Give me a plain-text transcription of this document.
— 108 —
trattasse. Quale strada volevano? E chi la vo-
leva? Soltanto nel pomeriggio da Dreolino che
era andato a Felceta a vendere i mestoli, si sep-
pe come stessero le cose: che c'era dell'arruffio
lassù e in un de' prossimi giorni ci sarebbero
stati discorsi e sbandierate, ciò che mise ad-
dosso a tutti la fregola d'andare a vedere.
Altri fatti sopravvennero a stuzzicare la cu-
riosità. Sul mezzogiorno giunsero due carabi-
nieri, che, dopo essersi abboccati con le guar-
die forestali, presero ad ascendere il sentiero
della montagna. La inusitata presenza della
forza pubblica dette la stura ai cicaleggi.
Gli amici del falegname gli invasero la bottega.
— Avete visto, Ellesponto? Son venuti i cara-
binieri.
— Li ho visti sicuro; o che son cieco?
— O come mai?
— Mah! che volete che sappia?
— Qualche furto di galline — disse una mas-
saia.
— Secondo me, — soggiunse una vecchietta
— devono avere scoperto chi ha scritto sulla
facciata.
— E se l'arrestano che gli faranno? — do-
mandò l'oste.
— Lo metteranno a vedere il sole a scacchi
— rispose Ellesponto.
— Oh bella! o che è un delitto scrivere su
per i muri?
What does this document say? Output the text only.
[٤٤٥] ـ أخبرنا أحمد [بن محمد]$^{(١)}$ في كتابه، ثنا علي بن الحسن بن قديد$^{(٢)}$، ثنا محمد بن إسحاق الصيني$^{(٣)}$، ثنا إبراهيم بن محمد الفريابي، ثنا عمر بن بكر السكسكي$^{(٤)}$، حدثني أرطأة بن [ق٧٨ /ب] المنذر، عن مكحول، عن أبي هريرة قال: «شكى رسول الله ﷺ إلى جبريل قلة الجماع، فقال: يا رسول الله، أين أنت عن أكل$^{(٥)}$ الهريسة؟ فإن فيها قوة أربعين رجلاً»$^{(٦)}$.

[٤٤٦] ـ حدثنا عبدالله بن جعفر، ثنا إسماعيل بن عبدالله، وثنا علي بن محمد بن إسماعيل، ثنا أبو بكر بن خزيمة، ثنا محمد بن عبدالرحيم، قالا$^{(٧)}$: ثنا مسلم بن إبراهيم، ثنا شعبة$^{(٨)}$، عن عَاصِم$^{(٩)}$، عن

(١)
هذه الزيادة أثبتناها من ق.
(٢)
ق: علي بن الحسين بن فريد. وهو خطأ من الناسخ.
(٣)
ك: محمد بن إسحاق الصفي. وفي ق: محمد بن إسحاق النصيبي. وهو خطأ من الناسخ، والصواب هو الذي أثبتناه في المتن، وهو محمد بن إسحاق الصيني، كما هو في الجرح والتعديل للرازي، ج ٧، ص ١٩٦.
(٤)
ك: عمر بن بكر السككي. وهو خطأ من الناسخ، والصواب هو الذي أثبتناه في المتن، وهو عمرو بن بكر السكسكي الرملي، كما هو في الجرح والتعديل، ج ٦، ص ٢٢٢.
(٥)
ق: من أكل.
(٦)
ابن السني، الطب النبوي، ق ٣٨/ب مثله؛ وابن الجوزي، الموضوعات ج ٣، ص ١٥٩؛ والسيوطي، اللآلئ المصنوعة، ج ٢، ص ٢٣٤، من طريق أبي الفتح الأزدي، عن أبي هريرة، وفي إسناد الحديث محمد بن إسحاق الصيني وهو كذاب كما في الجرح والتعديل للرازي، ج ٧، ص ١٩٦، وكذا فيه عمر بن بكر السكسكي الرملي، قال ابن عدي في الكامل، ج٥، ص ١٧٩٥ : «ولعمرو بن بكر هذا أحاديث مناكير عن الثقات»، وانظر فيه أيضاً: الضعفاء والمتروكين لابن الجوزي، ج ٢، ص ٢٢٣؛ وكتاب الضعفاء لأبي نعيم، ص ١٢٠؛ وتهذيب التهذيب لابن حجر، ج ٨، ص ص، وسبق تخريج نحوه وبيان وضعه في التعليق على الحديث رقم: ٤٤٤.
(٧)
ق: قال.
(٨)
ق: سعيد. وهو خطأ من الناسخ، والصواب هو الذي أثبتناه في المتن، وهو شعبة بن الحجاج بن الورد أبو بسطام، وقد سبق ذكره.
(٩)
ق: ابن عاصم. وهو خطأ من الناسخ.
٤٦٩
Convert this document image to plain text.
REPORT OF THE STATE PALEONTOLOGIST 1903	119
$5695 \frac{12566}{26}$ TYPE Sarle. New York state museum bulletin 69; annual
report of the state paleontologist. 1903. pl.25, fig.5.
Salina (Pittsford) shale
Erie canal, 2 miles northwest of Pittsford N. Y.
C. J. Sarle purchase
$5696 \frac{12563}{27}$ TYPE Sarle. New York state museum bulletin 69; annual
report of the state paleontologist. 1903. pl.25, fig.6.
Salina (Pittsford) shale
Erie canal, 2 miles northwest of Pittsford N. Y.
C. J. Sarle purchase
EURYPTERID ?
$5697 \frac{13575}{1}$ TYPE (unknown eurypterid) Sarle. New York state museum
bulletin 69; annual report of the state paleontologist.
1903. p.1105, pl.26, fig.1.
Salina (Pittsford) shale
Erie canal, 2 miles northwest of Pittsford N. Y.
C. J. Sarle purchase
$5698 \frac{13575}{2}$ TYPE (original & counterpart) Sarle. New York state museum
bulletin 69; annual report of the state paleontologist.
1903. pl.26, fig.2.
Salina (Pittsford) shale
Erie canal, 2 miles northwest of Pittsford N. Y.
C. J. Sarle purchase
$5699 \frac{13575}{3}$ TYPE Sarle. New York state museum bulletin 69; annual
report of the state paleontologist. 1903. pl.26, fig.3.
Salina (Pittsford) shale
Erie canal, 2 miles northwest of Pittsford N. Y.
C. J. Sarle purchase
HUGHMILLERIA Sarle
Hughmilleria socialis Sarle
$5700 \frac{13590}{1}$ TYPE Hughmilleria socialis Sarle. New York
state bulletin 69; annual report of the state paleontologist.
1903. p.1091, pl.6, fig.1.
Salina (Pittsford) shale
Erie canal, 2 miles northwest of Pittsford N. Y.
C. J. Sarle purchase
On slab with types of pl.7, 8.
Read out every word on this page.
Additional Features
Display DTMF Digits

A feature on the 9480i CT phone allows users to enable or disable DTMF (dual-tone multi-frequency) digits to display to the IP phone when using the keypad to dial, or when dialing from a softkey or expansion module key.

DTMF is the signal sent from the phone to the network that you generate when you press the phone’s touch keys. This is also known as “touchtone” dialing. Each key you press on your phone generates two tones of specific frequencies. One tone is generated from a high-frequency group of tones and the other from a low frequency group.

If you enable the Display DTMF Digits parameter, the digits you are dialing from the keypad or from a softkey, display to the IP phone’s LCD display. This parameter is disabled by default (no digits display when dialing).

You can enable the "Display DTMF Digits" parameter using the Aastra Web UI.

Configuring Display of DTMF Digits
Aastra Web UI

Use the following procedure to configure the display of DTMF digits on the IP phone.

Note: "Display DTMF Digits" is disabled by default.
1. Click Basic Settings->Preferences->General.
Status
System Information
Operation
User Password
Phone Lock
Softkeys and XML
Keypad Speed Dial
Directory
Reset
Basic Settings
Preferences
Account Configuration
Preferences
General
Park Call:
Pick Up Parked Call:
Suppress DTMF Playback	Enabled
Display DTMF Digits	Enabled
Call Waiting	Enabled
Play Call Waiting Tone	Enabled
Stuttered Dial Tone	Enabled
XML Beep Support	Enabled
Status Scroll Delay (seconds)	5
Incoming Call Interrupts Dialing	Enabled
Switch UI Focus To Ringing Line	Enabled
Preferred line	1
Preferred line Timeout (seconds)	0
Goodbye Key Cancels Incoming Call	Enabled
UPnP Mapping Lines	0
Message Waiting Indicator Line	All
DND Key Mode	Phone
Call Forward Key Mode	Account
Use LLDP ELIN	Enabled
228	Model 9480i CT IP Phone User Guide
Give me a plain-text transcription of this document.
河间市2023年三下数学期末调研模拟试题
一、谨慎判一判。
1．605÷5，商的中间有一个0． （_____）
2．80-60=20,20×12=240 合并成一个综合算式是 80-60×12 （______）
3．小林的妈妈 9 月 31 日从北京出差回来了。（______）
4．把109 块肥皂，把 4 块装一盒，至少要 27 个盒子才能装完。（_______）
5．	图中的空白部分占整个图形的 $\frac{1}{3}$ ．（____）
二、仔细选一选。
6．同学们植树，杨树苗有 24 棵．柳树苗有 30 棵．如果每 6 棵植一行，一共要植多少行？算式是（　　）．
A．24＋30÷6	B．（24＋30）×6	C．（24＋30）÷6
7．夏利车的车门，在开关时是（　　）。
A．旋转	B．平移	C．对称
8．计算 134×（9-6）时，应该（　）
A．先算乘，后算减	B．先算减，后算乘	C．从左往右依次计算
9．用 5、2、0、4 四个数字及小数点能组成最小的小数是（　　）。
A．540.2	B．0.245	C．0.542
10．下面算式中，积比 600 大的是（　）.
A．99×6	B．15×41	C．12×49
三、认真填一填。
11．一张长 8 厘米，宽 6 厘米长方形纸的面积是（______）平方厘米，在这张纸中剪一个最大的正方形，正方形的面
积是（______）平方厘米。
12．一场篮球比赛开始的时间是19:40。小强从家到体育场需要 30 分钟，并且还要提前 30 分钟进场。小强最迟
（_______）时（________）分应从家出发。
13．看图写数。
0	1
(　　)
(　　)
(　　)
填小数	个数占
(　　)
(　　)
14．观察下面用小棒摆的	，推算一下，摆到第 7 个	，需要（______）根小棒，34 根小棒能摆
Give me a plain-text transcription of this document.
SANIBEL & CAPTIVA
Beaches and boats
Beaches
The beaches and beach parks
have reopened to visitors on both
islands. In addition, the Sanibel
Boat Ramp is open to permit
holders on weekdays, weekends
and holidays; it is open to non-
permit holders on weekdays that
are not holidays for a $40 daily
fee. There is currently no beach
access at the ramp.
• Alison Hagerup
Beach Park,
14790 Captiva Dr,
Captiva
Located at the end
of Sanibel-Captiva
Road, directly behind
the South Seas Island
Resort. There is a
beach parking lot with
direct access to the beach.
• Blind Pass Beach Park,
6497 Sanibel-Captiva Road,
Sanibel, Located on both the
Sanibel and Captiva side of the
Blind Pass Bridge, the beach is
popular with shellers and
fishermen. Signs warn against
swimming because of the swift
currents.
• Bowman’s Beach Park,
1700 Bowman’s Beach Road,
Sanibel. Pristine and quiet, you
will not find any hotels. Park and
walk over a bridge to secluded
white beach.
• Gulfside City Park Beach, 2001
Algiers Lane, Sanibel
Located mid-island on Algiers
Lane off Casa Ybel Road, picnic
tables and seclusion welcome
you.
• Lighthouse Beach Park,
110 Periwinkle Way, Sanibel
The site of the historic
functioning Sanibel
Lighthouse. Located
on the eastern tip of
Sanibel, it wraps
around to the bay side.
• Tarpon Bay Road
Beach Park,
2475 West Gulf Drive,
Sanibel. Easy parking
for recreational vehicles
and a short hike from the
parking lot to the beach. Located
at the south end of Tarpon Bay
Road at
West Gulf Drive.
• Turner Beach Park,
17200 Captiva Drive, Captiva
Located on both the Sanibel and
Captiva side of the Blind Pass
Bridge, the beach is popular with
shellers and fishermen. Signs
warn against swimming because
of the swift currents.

THE PROBLEM >>
Copy every line in the records above that contains the word "popular".

RIGHT ANSWER >>
popular with shellers and
Bridge, the beach is popular with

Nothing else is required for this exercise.